• Task goal: Scan the data beneath this task and copy each line that includes "DESIGN".

Collected data entries:
■ ■ ■ ■ ■ ■ ■
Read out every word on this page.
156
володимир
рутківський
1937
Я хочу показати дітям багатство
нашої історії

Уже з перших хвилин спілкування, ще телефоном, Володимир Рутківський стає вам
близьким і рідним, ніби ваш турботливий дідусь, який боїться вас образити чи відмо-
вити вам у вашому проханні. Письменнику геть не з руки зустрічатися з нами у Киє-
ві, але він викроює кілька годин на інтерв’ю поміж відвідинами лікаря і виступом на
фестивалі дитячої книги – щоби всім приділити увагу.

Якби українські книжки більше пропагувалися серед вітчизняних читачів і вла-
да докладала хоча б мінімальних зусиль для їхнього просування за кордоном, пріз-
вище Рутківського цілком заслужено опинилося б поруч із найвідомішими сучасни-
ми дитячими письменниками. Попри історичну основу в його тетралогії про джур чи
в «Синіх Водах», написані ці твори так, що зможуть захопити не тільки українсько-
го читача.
■ ■ ■ ■ ■ ■ ■
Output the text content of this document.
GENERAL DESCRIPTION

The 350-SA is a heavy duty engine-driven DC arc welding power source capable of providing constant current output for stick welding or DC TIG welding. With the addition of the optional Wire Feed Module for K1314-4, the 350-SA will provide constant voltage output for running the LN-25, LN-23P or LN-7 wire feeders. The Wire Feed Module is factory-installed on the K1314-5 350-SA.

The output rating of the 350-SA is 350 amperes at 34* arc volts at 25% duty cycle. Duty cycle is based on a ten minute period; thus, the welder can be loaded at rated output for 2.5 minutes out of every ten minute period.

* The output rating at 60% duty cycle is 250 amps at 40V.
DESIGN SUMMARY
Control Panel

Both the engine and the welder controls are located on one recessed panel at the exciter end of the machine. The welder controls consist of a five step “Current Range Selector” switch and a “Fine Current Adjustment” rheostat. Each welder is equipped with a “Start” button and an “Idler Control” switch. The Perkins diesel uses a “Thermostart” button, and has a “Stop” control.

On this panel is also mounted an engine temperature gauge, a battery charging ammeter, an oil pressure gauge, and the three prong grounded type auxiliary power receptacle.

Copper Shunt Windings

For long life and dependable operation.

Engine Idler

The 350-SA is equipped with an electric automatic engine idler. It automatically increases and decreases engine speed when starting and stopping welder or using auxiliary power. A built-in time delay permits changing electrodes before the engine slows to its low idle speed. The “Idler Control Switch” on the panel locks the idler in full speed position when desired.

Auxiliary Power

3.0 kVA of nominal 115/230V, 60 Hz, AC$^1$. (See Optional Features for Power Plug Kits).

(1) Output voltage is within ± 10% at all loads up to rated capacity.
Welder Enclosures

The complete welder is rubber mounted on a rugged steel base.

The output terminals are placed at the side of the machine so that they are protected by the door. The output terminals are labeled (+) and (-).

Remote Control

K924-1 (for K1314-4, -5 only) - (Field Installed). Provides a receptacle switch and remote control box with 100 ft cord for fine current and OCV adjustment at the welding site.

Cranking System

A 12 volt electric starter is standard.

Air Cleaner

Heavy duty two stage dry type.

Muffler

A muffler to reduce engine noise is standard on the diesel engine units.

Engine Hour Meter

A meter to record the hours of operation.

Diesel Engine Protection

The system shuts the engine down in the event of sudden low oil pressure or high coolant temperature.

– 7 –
■ ■ ■ ■ ■ ■ ■
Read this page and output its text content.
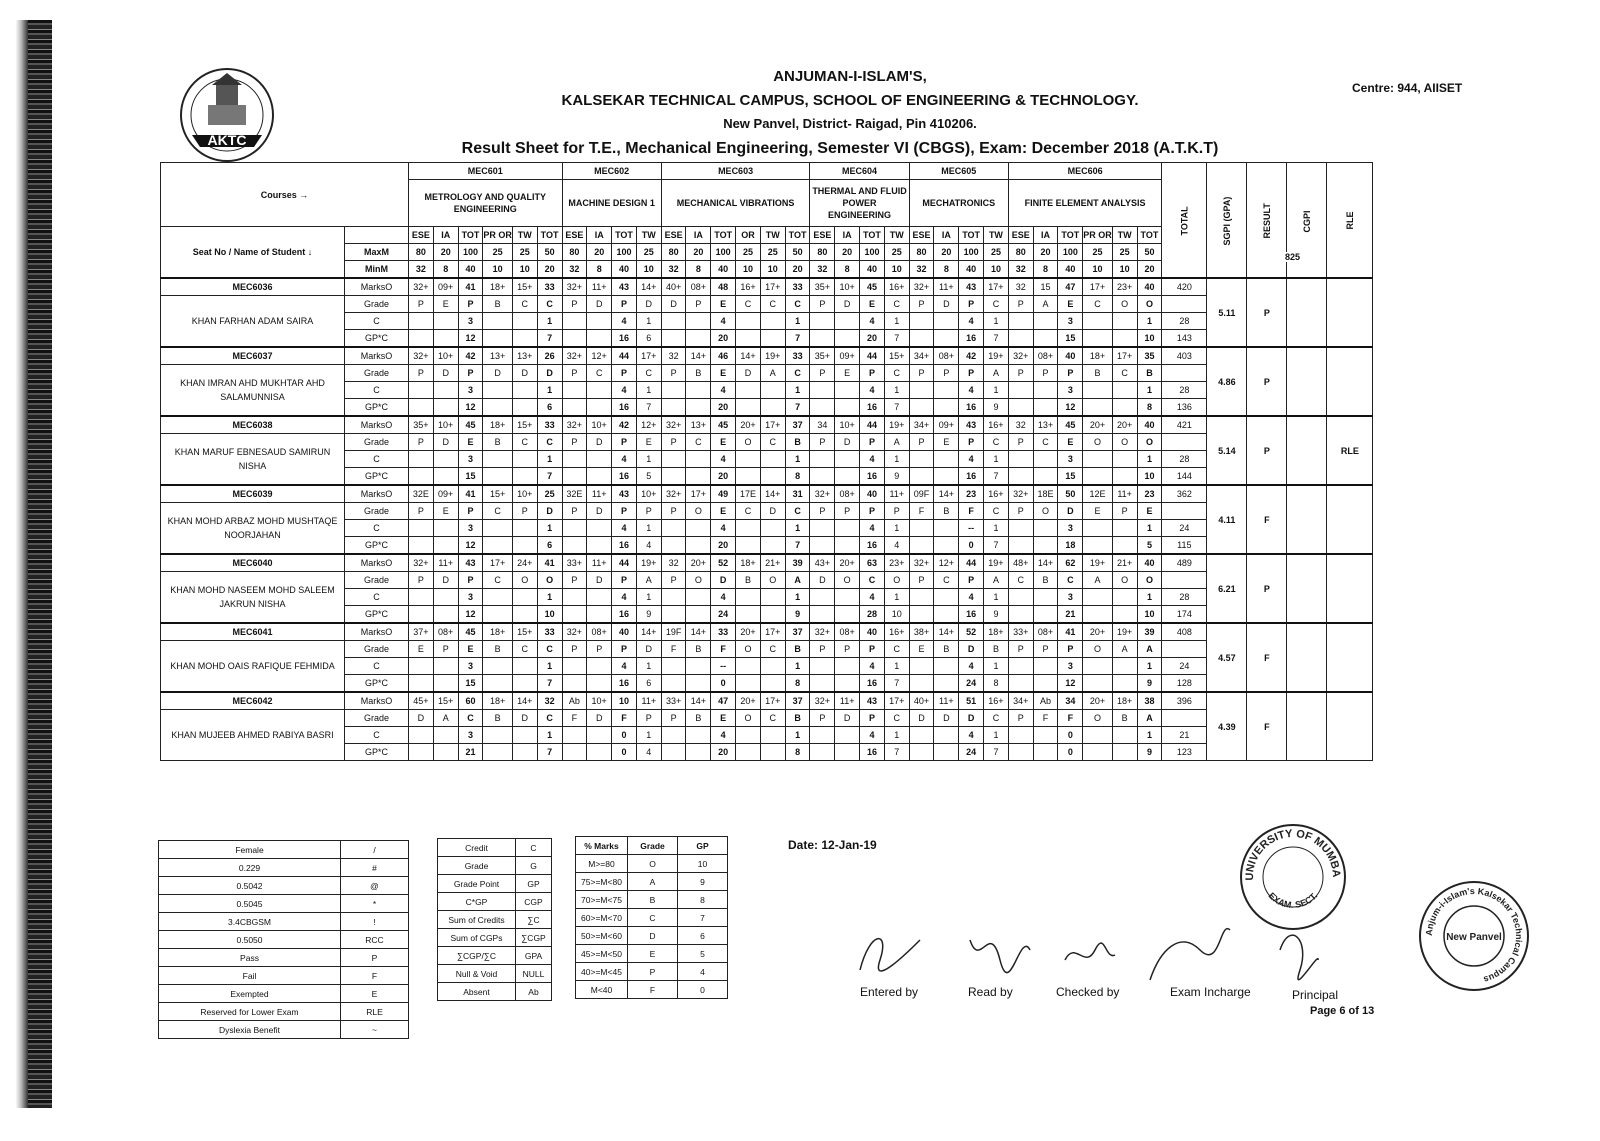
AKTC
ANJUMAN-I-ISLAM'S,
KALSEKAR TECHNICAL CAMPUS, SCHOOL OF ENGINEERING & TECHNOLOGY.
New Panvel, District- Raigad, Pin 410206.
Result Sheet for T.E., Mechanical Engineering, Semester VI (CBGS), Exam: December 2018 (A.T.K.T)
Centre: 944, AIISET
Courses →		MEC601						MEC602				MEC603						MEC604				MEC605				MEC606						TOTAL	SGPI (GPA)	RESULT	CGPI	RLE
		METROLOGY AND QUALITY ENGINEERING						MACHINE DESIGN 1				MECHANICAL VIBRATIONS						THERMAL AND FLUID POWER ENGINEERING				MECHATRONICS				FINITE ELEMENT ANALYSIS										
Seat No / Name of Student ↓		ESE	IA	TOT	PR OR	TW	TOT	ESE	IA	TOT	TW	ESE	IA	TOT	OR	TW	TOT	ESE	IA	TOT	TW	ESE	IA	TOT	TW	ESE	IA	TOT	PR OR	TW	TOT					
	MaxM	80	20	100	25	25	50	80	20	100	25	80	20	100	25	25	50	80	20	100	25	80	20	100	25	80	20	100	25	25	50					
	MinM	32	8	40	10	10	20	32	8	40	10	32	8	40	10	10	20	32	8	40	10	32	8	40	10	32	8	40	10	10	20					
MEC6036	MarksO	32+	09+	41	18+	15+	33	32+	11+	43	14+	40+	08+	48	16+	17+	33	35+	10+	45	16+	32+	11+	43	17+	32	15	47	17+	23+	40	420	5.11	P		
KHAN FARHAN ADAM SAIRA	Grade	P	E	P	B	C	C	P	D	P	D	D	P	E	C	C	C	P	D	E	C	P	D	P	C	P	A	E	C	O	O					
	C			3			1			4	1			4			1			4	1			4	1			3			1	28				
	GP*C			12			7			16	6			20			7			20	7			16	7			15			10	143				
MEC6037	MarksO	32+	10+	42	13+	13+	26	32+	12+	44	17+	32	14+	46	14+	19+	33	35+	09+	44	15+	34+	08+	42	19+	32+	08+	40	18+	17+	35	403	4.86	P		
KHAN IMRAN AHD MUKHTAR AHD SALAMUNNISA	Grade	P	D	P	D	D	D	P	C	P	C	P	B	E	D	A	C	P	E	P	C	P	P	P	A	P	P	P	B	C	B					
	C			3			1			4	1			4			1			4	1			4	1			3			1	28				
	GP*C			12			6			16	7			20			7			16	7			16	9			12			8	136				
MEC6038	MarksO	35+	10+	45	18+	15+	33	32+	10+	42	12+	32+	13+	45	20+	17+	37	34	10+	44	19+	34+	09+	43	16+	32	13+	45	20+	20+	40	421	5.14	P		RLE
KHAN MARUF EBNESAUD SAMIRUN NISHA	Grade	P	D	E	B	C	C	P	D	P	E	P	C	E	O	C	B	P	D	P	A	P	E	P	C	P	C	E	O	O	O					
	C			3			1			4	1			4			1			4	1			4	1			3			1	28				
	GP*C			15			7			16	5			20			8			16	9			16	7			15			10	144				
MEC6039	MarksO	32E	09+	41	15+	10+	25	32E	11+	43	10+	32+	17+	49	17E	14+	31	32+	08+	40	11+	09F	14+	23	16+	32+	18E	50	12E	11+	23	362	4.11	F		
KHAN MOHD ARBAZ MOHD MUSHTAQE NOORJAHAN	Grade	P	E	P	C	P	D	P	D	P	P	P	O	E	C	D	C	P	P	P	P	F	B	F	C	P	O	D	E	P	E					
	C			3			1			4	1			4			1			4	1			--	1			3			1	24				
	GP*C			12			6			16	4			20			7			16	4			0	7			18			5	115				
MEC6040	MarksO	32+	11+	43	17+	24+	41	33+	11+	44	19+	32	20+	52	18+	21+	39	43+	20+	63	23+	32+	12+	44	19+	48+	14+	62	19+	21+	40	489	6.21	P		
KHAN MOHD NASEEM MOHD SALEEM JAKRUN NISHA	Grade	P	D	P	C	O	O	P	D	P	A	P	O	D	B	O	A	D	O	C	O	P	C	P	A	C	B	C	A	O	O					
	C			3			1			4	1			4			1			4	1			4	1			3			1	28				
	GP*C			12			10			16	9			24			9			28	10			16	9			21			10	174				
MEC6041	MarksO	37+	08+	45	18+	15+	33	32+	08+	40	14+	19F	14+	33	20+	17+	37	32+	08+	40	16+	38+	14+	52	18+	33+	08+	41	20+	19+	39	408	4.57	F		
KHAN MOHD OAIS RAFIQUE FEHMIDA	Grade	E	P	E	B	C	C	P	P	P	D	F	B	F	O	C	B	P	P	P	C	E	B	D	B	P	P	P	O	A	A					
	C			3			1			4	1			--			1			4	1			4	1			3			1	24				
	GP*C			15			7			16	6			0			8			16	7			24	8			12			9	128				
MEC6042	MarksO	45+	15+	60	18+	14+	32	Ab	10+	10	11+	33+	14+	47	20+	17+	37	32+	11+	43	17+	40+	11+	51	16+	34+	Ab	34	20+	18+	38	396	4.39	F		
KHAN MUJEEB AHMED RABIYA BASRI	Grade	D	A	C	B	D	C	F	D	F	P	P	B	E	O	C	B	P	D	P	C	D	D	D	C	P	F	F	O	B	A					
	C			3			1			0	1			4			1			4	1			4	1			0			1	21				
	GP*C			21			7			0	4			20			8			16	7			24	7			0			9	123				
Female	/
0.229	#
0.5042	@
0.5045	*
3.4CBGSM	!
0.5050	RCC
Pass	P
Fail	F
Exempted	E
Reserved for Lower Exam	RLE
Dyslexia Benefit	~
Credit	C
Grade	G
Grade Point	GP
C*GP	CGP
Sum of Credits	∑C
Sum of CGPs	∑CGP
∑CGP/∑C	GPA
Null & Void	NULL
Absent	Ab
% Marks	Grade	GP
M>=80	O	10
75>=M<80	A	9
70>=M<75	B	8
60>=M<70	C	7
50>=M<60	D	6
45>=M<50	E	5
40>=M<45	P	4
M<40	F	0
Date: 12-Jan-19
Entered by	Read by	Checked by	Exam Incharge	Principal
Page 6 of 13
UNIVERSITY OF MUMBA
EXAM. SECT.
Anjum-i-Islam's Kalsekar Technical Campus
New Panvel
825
■ ■ ■ ■ ■ ■ ■
• Completed exercise:
DESIGN SUMMARY
		METROLOGY AND QUALITY ENGINEERING						MACHINE DESIGN 1				MECHANICAL VIBRATIONS						THERMAL AND FLUID POWER ENGINEERING				MECHATRONICS				FINITE ELEMENT ANALYSIS										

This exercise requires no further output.